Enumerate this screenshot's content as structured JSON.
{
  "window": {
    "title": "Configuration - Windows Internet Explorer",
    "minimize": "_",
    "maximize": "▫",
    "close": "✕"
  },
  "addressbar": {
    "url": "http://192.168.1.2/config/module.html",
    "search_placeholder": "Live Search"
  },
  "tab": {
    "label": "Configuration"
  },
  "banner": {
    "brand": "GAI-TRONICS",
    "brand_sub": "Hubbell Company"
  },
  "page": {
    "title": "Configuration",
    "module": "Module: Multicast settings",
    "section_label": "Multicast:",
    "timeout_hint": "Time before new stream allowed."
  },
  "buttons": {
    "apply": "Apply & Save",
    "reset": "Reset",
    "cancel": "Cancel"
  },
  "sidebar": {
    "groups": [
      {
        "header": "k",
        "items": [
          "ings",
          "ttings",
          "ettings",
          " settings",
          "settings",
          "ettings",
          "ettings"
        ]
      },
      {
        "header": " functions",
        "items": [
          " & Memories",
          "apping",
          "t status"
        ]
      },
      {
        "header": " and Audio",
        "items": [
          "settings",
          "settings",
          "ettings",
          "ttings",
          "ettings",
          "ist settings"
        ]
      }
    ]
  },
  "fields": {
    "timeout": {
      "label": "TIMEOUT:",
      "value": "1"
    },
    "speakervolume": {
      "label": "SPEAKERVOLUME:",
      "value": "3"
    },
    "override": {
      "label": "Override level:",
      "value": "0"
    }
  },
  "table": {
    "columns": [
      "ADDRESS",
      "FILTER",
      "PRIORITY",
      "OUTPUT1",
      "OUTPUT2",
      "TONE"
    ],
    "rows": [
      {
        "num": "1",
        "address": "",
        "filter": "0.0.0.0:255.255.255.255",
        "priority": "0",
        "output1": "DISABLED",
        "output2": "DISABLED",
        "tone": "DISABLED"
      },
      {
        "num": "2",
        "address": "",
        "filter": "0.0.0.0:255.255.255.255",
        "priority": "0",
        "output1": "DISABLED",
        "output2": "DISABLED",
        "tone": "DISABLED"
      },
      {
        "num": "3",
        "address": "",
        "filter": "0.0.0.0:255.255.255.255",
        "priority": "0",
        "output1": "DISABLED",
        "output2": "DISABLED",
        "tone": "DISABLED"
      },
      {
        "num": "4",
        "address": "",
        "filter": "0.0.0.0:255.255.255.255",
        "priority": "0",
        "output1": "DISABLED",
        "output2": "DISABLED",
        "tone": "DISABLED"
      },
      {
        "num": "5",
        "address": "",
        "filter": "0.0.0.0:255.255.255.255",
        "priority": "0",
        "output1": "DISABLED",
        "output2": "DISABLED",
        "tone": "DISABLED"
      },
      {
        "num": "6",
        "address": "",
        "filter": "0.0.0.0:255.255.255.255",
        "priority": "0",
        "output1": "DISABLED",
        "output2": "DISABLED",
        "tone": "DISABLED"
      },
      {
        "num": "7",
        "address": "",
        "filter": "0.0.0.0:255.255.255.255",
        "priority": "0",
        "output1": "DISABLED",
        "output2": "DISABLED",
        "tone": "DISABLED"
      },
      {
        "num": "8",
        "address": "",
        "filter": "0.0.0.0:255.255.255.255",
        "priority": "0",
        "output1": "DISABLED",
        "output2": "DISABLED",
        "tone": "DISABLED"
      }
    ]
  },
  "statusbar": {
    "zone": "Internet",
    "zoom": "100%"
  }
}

==*==

• REQUIRED TASK
Copy out the material word for word and line for line.

• FULL SOLUTION
Enumerate this screenshot's content as structured JSON.
{
  "window": {
    "title": "Configuration - Windows Internet Explorer",
    "minimize": "_",
    "maximize": "▫",
    "close": "✕"
  },
  "addressbar": {
    "url": "http://192.168.1.2/config/module.html",
    "search_placeholder": "Live Search"
  },
  "tab": {
    "label": "Configuration"
  },
  "banner": {
    "brand": "GAI-TRONICS",
    "brand_sub": "Hubbell Company"
  },
  "page": {
    "title": "Configuration",
    "module": "Module: Multicast settings",
    "section_label": "Multicast:",
    "timeout_hint": "Time before new stream allowed."
  },
  "buttons": {
    "apply": "Apply & Save",
    "reset": "Reset",
    "cancel": "Cancel"
  },
  "sidebar": {
    "groups": [
      {
        "header": "k",
        "items": [
          "ings",
          "ttings",
          "ettings",
          " settings",
          "settings",
          "ettings",
          "ettings"
        ]
      },
      {
        "header": " functions",
        "items": [
          " & Memories",
          "apping",
          "t status"
        ]
      },
      {
        "header": " and Audio",
        "items": [
          "settings",
          "settings",
          "ettings",
          "ttings",
          "ettings",
          "ist settings"
        ]
      }
    ]
  },
  "fields": {
    "timeout": {
      "label": "TIMEOUT:",
      "value": "1"
    },
    "speakervolume": {
      "label": "SPEAKERVOLUME:",
      "value": "3"
    },
    "override": {
      "label": "Override level:",
      "value": "0"
    }
  },
  "table": {
    "columns": [
      "ADDRESS",
      "FILTER",
      "PRIORITY",
      "OUTPUT1",
      "OUTPUT2",
      "TONE"
    ],
    "rows": [
      {
        "num": "1",
        "address": "",
        "filter": "0.0.0.0:255.255.255.255",
        "priority": "0",
        "output1": "DISABLED",
        "output2": "DISABLED",
        "tone": "DISABLED"
      },
      {
        "num": "2",
        "address": "",
        "filter": "0.0.0.0:255.255.255.255",
        "priority": "0",
        "output1": "DISABLED",
        "output2": "DISABLED",
        "tone": "DISABLED"
      },
      {
        "num": "3",
        "address": "",
        "filter": "0.0.0.0:255.255.255.255",
        "priority": "0",
        "output1": "DISABLED",
        "output2": "DISABLED",
        "tone": "DISABLED"
      },
      {
        "num": "4",
        "address": "",
        "filter": "0.0.0.0:255.255.255.255",
        "priority": "0",
        "output1": "DISABLED",
        "output2": "DISABLED",
        "tone": "DISABLED"
      },
      {
        "num": "5",
        "address": "",
        "filter": "0.0.0.0:255.255.255.255",
        "priority": "0",
        "output1": "DISABLED",
        "output2": "DISABLED",
        "tone": "DISABLED"
      },
      {
        "num": "6",
        "address": "",
        "filter": "0.0.0.0:255.255.255.255",
        "priority": "0",
        "output1": "DISABLED",
        "output2": "DISABLED",
        "tone": "DISABLED"
      },
      {
        "num": "7",
        "address": "",
        "filter": "0.0.0.0:255.255.255.255",
        "priority": "0",
        "output1": "DISABLED",
        "output2": "DISABLED",
        "tone": "DISABLED"
      },
      {
        "num": "8",
        "address": "",
        "filter": "0.0.0.0:255.255.255.255",
        "priority": "0",
        "output1": "DISABLED",
        "output2": "DISABLED",
        "tone": "DISABLED"
      }
    ]
  },
  "statusbar": {
    "zone": "Internet",
    "zoom": "100%"
  }
}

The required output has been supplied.